[Extracted records]

------------------------------

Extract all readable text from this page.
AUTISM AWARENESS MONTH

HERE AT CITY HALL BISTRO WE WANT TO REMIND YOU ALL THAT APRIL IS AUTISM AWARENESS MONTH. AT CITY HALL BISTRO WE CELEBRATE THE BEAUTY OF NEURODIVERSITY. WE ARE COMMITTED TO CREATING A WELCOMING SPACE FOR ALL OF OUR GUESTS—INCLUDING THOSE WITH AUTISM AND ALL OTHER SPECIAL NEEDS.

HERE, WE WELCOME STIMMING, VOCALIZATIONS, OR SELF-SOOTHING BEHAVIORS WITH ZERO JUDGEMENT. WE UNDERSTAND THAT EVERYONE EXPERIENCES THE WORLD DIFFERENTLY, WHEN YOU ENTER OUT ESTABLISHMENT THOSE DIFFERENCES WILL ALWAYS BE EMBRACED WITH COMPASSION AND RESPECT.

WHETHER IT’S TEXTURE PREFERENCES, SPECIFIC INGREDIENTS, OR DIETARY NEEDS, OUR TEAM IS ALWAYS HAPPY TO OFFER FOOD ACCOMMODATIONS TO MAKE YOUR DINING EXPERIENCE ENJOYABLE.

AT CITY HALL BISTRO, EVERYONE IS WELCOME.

------------------------------

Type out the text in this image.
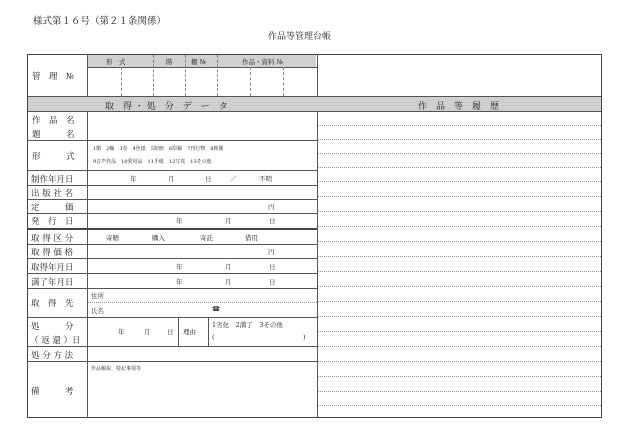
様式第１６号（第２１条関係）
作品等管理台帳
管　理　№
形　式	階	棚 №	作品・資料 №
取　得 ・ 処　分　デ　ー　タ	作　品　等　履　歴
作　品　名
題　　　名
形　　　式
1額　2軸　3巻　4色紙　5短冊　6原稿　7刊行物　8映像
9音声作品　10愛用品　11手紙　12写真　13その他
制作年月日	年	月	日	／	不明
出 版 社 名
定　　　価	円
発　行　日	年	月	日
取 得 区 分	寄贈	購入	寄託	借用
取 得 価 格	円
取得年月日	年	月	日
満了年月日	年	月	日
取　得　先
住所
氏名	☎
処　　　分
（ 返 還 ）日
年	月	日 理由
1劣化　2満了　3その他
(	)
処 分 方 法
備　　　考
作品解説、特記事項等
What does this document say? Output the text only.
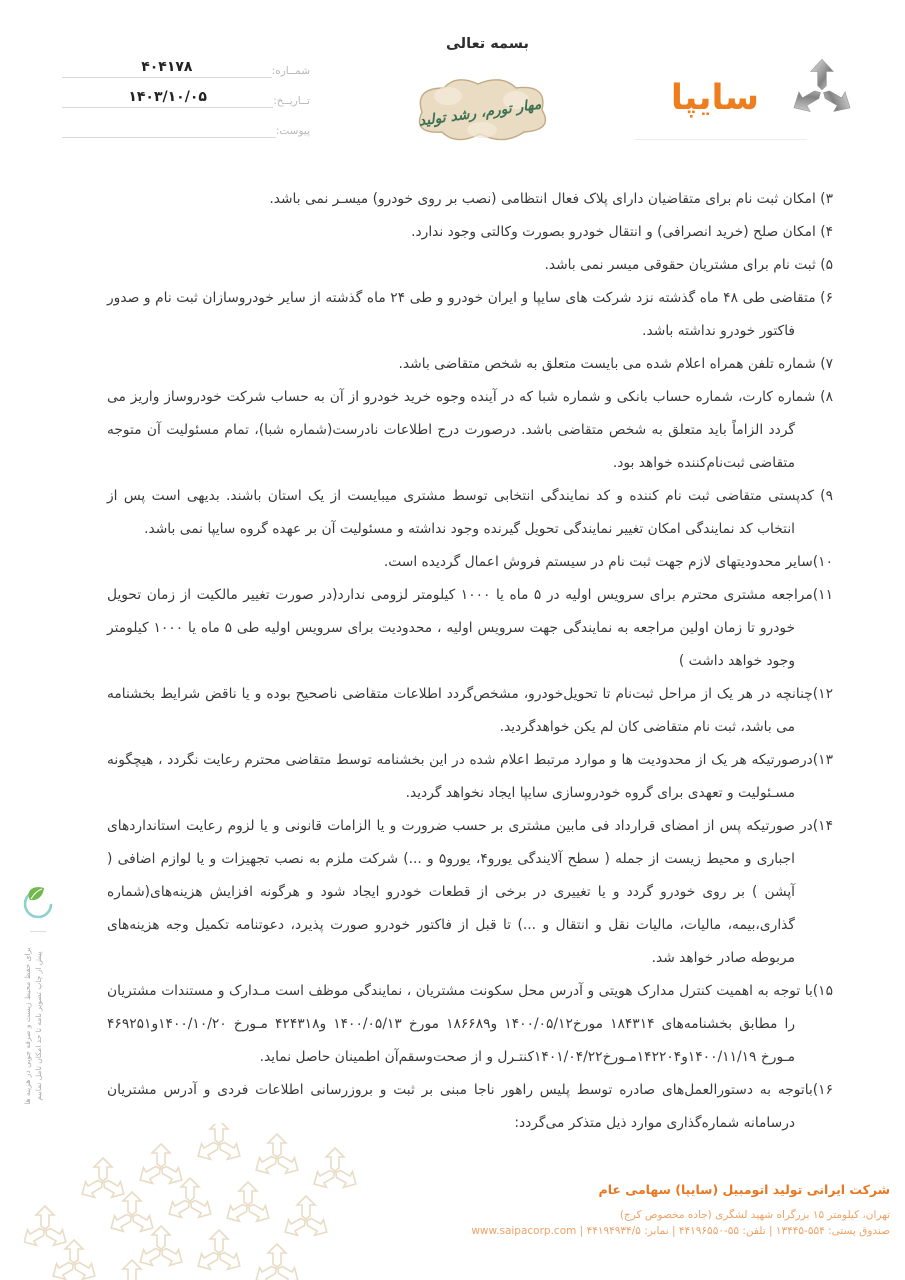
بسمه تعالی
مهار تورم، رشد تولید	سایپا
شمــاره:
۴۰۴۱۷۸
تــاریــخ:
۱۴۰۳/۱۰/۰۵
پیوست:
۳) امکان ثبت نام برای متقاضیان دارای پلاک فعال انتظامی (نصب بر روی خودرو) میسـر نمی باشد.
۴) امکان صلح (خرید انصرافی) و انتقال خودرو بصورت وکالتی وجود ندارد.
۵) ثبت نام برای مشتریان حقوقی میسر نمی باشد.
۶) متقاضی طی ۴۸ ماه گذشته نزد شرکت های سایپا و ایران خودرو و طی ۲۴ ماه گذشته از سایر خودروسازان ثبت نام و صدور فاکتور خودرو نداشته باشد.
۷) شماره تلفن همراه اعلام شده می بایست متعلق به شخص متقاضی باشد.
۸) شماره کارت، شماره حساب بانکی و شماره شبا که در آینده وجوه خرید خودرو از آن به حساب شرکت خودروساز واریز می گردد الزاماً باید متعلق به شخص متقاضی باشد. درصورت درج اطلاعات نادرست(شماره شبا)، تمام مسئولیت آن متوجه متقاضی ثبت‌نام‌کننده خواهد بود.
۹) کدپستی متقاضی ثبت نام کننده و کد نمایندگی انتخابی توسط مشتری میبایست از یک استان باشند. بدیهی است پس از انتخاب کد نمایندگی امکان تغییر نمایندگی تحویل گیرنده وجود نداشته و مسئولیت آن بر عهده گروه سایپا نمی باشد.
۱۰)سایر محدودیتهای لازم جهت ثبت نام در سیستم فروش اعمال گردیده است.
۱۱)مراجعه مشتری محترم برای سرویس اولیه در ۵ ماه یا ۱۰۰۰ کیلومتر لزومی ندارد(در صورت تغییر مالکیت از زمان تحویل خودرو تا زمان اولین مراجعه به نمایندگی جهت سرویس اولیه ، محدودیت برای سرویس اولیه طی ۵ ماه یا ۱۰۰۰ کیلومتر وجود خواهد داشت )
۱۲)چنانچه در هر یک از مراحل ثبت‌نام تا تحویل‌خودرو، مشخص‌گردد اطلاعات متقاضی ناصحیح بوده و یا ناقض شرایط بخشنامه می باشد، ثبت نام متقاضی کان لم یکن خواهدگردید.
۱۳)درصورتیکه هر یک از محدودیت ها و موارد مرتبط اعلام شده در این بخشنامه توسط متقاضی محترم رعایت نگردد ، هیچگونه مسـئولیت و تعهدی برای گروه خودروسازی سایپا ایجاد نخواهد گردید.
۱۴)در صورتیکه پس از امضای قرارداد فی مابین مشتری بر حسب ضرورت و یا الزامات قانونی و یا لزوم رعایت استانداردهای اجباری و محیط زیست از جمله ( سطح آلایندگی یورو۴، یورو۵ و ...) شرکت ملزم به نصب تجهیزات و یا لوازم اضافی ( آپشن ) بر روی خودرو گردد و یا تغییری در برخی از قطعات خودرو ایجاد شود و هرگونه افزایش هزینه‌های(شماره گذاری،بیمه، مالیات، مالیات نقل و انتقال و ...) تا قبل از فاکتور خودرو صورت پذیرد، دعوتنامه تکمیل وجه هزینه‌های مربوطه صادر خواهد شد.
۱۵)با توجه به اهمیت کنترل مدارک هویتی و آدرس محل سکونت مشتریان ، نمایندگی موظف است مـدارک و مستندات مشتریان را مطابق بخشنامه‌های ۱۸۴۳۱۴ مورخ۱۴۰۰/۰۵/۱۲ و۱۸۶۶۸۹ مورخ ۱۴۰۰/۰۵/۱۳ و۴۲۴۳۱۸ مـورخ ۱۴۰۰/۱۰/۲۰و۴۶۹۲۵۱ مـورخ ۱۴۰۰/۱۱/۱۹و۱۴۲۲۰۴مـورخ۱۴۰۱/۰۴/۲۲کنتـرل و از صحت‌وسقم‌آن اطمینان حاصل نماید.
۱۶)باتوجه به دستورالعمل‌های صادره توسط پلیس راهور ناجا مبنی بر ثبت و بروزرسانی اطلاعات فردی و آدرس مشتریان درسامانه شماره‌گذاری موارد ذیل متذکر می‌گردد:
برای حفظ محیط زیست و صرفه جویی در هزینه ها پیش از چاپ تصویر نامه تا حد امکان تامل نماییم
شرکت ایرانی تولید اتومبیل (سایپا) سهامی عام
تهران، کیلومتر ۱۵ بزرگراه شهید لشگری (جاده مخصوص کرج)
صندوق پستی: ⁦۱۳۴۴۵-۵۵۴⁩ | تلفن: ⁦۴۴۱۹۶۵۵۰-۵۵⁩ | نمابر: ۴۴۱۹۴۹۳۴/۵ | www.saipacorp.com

------------------------------

**TASK PROMPT:** Looking at the data above, show all lines where the word "تلفن" occurs.

**SOLVED EXERCISE:**
۷) شماره تلفن همراه اعلام شده می بایست متعلق به شخص متقاضی باشد.
صندوق پستی: ⁦۱۳۴۴۵-۵۵۴⁩ | تلفن: ⁦۴۴۱۹۶۵۵۰-۵۵⁩ | نمابر: ۴۴۱۹۴۹۳۴/۵ | www.saipacorp.com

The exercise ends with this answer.